• _Goal_
Where a line of the material contains the string "color", copy that line.

• _Input for this task_
══════════
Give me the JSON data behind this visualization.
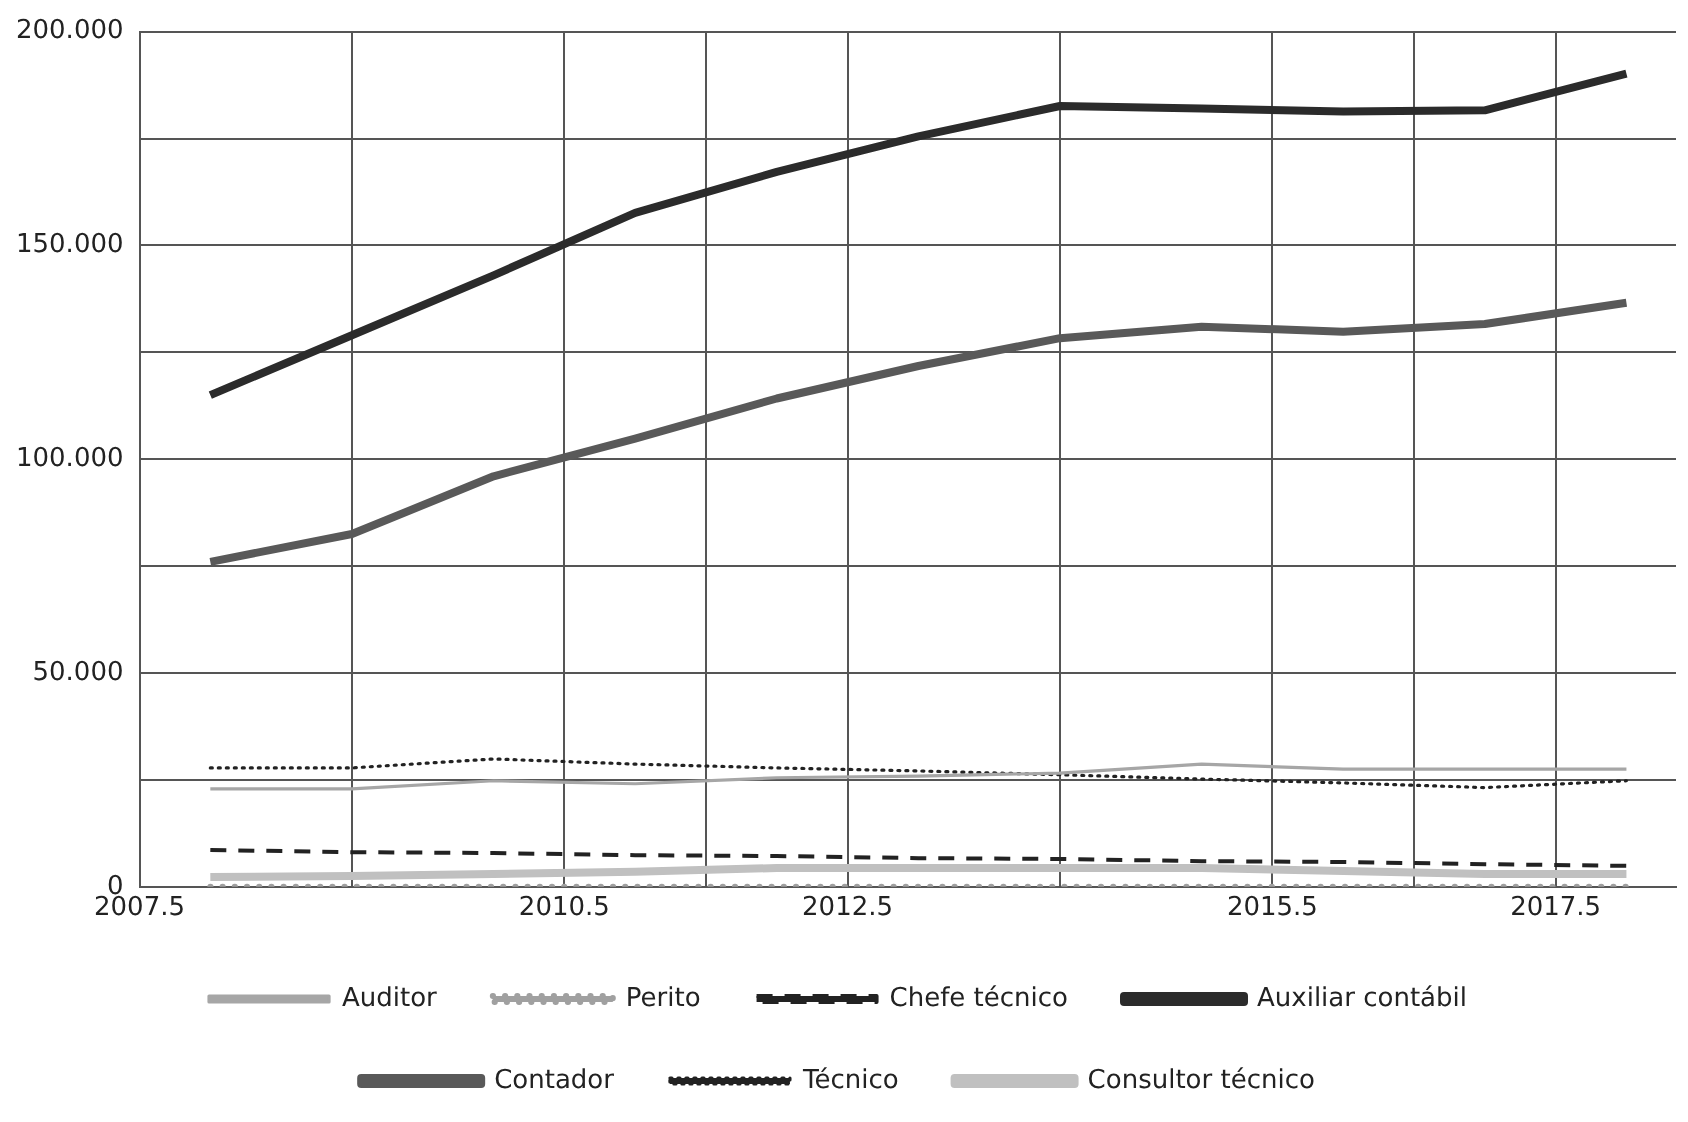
{
  "chart_data": {
    "type": "line",
    "x": [
      2008,
      2009,
      2010,
      2011,
      2012,
      2013,
      2014,
      2015,
      2016,
      2017,
      2018
    ],
    "series": [
      {
        "name": "Auditor",
        "color": "#a6a6a6",
        "line_style": "solid",
        "values": [
          22.9,
          22.9,
          24.8,
          24.1,
          25.5,
          25.9,
          26.6,
          28.7,
          27.5,
          27.5,
          27.5
        ]
      },
      {
        "name": "Perito",
        "color": "#a0a0a0",
        "line_style": "dotted",
        "values": [
          0,
          0,
          0,
          0,
          0,
          0,
          0,
          0,
          0,
          0,
          0
        ]
      },
      {
        "name": "Chefe técnico",
        "color": "#222222",
        "line_style": "dashed",
        "values": [
          8.6,
          8.1,
          7.9,
          7.4,
          7.2,
          6.7,
          6.5,
          6.0,
          5.8,
          5.3,
          4.9
        ]
      },
      {
        "name": "Auxiliar contábil",
        "color": "#2b2b2b",
        "line_style": "solid",
        "values": [
          115.0,
          129.0,
          143.0,
          157.6,
          167.2,
          175.5,
          182.6,
          182.0,
          181.3,
          181.6,
          190.2
        ]
      },
      {
        "name": "Contador",
        "color": "#595959",
        "line_style": "solid",
        "values": [
          76.0,
          82.5,
          96.0,
          104.8,
          114.2,
          121.8,
          128.3,
          131.0,
          129.8,
          131.6,
          136.6
        ]
      },
      {
        "name": "Técnico",
        "color": "#222222",
        "line_style": "dotted",
        "values": [
          27.8,
          27.8,
          29.9,
          28.7,
          27.8,
          27.1,
          26.2,
          25.2,
          24.3,
          23.2,
          24.8
        ]
      },
      {
        "name": "Consultor técnico",
        "color": "#c0c0c0",
        "line_style": "solid",
        "values": [
          2.3,
          2.5,
          3.0,
          3.5,
          4.4,
          4.4,
          4.4,
          4.4,
          3.7,
          3.0,
          3.0
        ]
      }
    ],
    "xlim": [
      2007.5,
      2018.35
    ],
    "xticks": [
      {
        "value": 2007.5,
        "label": "2007.5"
      },
      {
        "value": 2009,
        "label": null
      },
      {
        "value": 2010.5,
        "label": "2010.5"
      },
      {
        "value": 2011.5,
        "label": null
      },
      {
        "value": 2012.5,
        "label": "2012.5"
      },
      {
        "value": 2014,
        "label": null
      },
      {
        "value": 2015.5,
        "label": "2015.5"
      },
      {
        "value": 2016.5,
        "label": null
      },
      {
        "value": 2017.5,
        "label": "2017.5"
      }
    ],
    "ylim": [
      0,
      200
    ],
    "yticks": [
      0,
      {
        "value": 25,
        "label": null
      },
      {
        "value": 50,
        "label": "50.000"
      },
      {
        "value": 75,
        "label": null
      },
      {
        "value": 100,
        "label": "100.000"
      },
      {
        "value": 125,
        "label": null
      },
      {
        "value": 150,
        "label": "150.000"
      },
      {
        "value": 175,
        "label": null
      },
      {
        "value": 200,
        "label": "200.000"
      }
    ],
    "grid": true,
    "legend": "bottom",
    "marker": "none"
  }
}
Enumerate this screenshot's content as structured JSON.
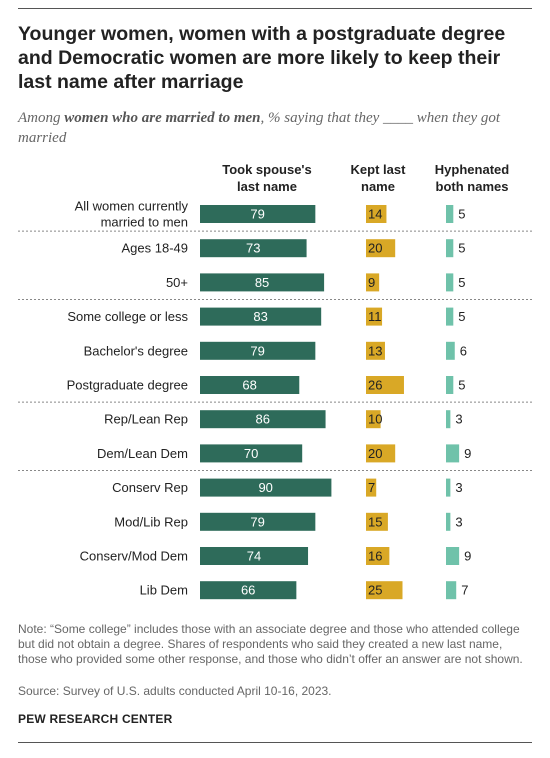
══════════
• _The output_
        "color": "#a6a6a6",
        "color": "#a0a0a0",
        "color": "#222222",
        "color": "#2b2b2b",
        "color": "#595959",
        "color": "#222222",
        "color": "#c0c0c0",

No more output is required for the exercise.